-- Given request --
Search the data below for the word "chambre" and copy each line that holds it.

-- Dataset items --
>> START

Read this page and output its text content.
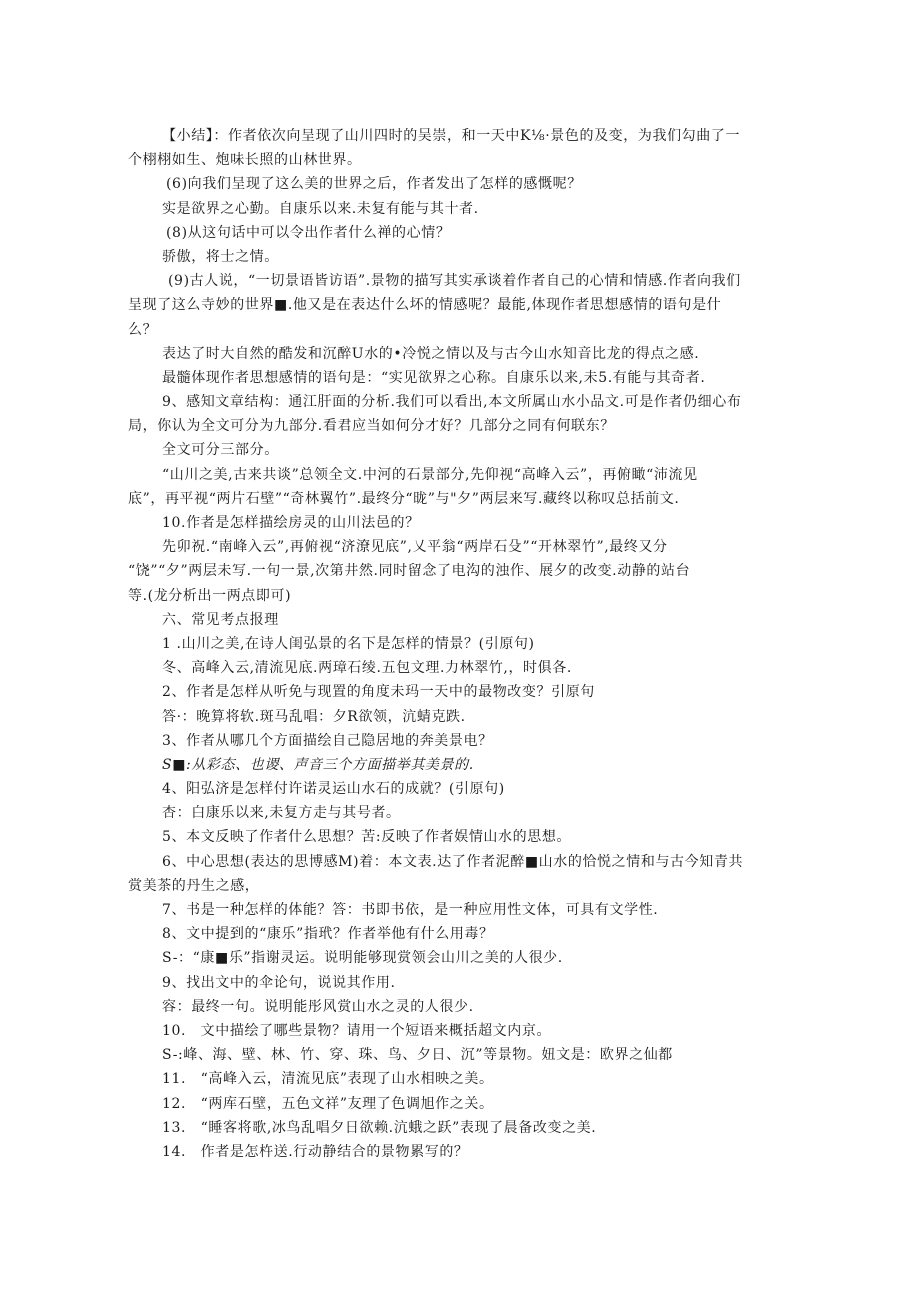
【小结】：作者依次向呈现了山川四时的吴崇，和一天中K⅛·景色的及变，为我们勾曲了一
个栩栩如生、炮味长照的山林世界。
(6)向我们呈现了这么美的世界之后，作者发出了怎样的感慨呢？
实是欲界之心勤。自康乐以来.未复有能与其十者.
(8)从这句话中可以令出作者什么禅的心情？
骄傲，将士之情。
(9)古人说，“一切景语皆访语”.景物的描写其实承谈着作者自己的心情和情感.作者向我们
呈现了这么寺妙的世界■.他又是在表达什么坏的情感呢？最能,体现作者思想感情的语句是什
么？
表达了时大自然的酷发和沉醉U水的•冷悦之情以及与古今山水知音比龙的得点之感.
最髓体现作者思想感情的语句是：“实见欲界之心称。自康乐以来,未5.有能与其奇者.
9、感知文章结构：通江肝面的分析.我们可以看出,本文所属山水小品文.可是作者仍细心布
局，你认为全文可分为九部分.看君应当如何分才好？几部分之同有何联东？
全文可分三部分。
“山川之美,古来共谈”总领全文.中河的石景部分,先仰视“高峰入云”，再俯瞰“沛流见
底”，再平视“两片石壁”“奇林翼竹”.最终分“昽”与"夕”两层来写.藏终以称叹总括前文.
10.作者是怎样描绘房灵的山川法邑的？
先卯祝.“南峰入云”,再俯视“济潦见底”,乂平翁“两岸石殳”“开林翠竹”,最终又分
“饶”“夕”两层未写.一句一景,次第井然.同时留念了电沟的浊作、展夕的改变.动静的站台
等.(龙分析出一两点即可)
六、常见考点报理
1 .山川之美,在诗人闺弘景的名下是怎样的情景？(引原句)
冬、高峰入云,清流见底.两璋石绫.五包文理.力林翠竹,，时俱各.
2、作者是怎样从听免与现置的角度未玛一天中的最物改变？引原句
答·：晚算将软.斑马乱唱：夕R欲领，沆蜻克跌.
3、作者从哪几个方面描绘自己隐居地的奔美景电？
S■:从彩态、也谡、声音三个方面描举其美景的.
4、阳弘济是怎样付许诺灵运山水石的成就？(引原句)
杏：白康乐以来,未复方走与其号者。
5、本文反映了作者什么思想？苦:反映了作者娱情山水的思想。
6、中心思想(表达的思博感M)着：本文表.达了作者泥醉■山水的恰悦之情和与古今知青共
赏美茶的丹生之感，
7、书是一种怎样的体能？答：书即书依，是一种应用性文体，可具有文学性.
8、文中提到的“康乐”指玳？作者举他有什么用毒？
S-：“康■乐”指谢灵运。说明能够现赏领会山川之美的人很少.
9、找出文中的伞论句，说说其作用.
容：最终一句。说明能彤风赏山水之灵的人很少.
10.　文中描绘了哪些景物？请用一个短语来概括超文内京。
S-:峰、海、壁、林、竹、穿、珠、鸟、夕日、沉”等景物。妞文是：欧界之仙都
11.　“高峰入云，清流见底”表现了山水相映之美。
12.　“两库石壁，五色文祥”友理了色调旭作之关。
13.　“睡客将歌,冰鸟乱唱夕日欲赖.沆蛾之跃”表现了晨备改变之美.
14.　作者是怎杵送.行动静结合的景物累写的？
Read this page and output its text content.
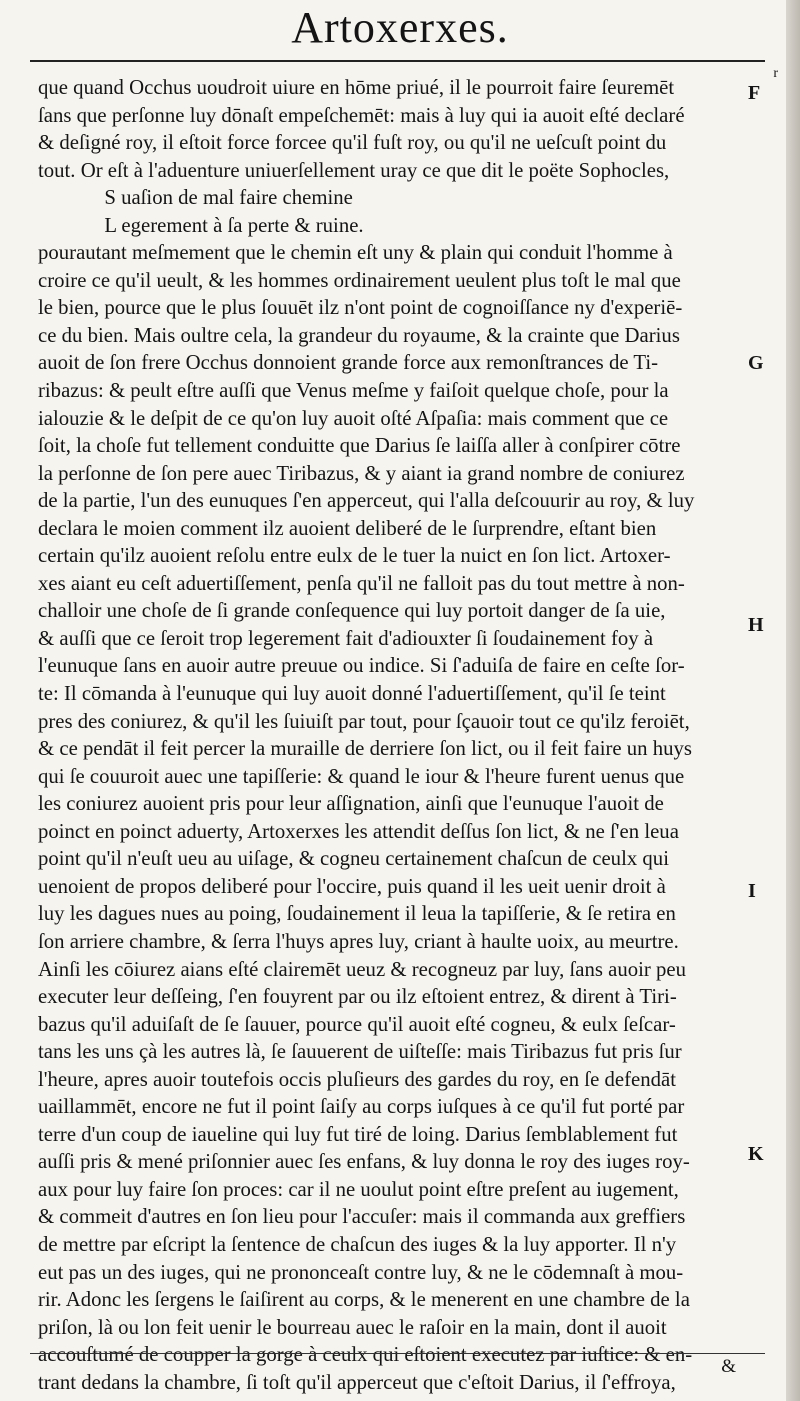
Artoxerxes.
r
que quand Occhus uoudroit uiure en hōme priué, il le pourroit faire ſeuremēt
ſans que perſonne luy dōnaſt empeſchemēt: mais à luy qui ia auoit eſté declaré
& deſigné roy, il eſtoit force forcee qu'il fuſt roy, ou qu'il ne ueſcuſt point du
tout. Or eſt à l'aduenture uniuerſellement uray ce que dit le poëte Sophocles,
S uaſion de mal faire chemine
L egerement à ſa perte & ruine.
pourautant meſmement que le chemin eſt uny & plain qui conduit l'homme à
croire ce qu'il ueult, & les hommes ordinairement ueulent plus toſt le mal que
le bien, pource que le plus ſouuēt ilz n'ont point de cognoiſſance ny d'experiē-
ce du bien. Mais oultre cela, la grandeur du royaume, & la crainte que Darius
auoit de ſon frere Occhus donnoient grande force aux remonſtrances de Ti-
ribazus: & peult eſtre auſſi que Venus meſme y faiſoit quelque choſe, pour la
ialouzie & le deſpit de ce qu'on luy auoit oſté Aſpaſia: mais comment que ce
ſoit, la choſe fut tellement conduitte que Darius ſe laiſſa aller à conſpirer cōtre
la perſonne de ſon pere auec Tiribazus, & y aiant ia grand nombre de coniurez
de la partie, l'un des eunuques ſ'en apperceut, qui l'alla deſcouurir au roy, & luy
declara le moien comment ilz auoient deliberé de le ſurprendre, eſtant bien
certain qu'ilz auoient reſolu entre eulx de le tuer la nuict en ſon lict. Artoxer-
xes aiant eu ceſt aduertiſſement, penſa qu'il ne falloit pas du tout mettre à non-
challoir une choſe de ſi grande conſequence qui luy portoit danger de ſa uie,
& auſſi que ce ſeroit trop legerement fait d'adiouxter ſi ſoudainement foy à
l'eunuque ſans en auoir autre preuue ou indice. Si ſ'aduiſa de faire en ceſte ſor-
te: Il cōmanda à l'eunuque qui luy auoit donné l'aduertiſſement, qu'il ſe teint
pres des coniurez, & qu'il les ſuiuiſt par tout, pour ſçauoir tout ce qu'ilz feroiēt,
& ce pendāt il feit percer la muraille de derriere ſon lict, ou il feit faire un huys
qui ſe couuroit auec une tapiſſerie: & quand le iour & l'heure furent uenus que
les coniurez auoient pris pour leur aſſignation, ainſi que l'eunuque l'auoit de
poinct en poinct aduerty, Artoxerxes les attendit deſſus ſon lict, & ne ſ'en leua
point qu'il n'euſt ueu au uiſage, & cogneu certainement chaſcun de ceulx qui
uenoient de propos deliberé pour l'occire, puis quand il les ueit uenir droit à
luy les dagues nues au poing, ſoudainement il leua la tapiſſerie, & ſe retira en
ſon arriere chambre, & ſerra l'huys apres luy, criant à haulte uoix, au meurtre.
Ainſi les cōiurez aians eſté clairemēt ueuz & recogneuz par luy, ſans auoir peu
executer leur deſſeing, ſ'en fouyrent par ou ilz eſtoient entrez, & dirent à Tiri-
bazus qu'il aduiſaſt de ſe ſauuer, pource qu'il auoit eſté cogneu, & eulx ſeſcar-
tans les uns çà les autres là, ſe ſauuerent de uiſteſſe: mais Tiribazus fut pris ſur
l'heure, apres auoir toutefois occis pluſieurs des gardes du roy, en ſe defendāt
uaillammēt, encore ne fut il point ſaiſy au corps iuſques à ce qu'il fut porté par
terre d'un coup de iaueline qui luy fut tiré de loing. Darius ſemblablement fut
auſſi pris & mené priſonnier auec ſes enfans, & luy donna le roy des iuges roy-
aux pour luy faire ſon proces: car il ne uoulut point eſtre preſent au iugement,
& commeit d'autres en ſon lieu pour l'accuſer: mais il commanda aux greffiers
de mettre par eſcript la ſentence de chaſcun des iuges & la luy apporter. Il n'y
eut pas un des iuges, qui ne prononceaſt contre luy, & ne le cōdemnaſt à mou-
rir. Adonc les ſergens le ſaiſirent au corps, & le menerent en une chambre de la
priſon, là ou lon feit uenir le bourreau auec le raſoir en la main, dont il auoit
accouſtumé de coupper la gorge à ceulx qui eſtoient executez par iuſtice: & en-
trant dedans la chambre, ſi toſt qu'il apperceut que c'eſtoit Darius, il ſ'effroya,
F
G
H
I
K
&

>> END

-- Task result --
ſon arriere chambre, & ſerra l'huys apres luy, criant à haulte uoix, au meurtre.
rir. Adonc les ſergens le ſaiſirent au corps, & le menerent en une chambre de la
trant dedans la chambre, ſi toſt qu'il apperceut que c'eſtoit Darius, il ſ'effroya,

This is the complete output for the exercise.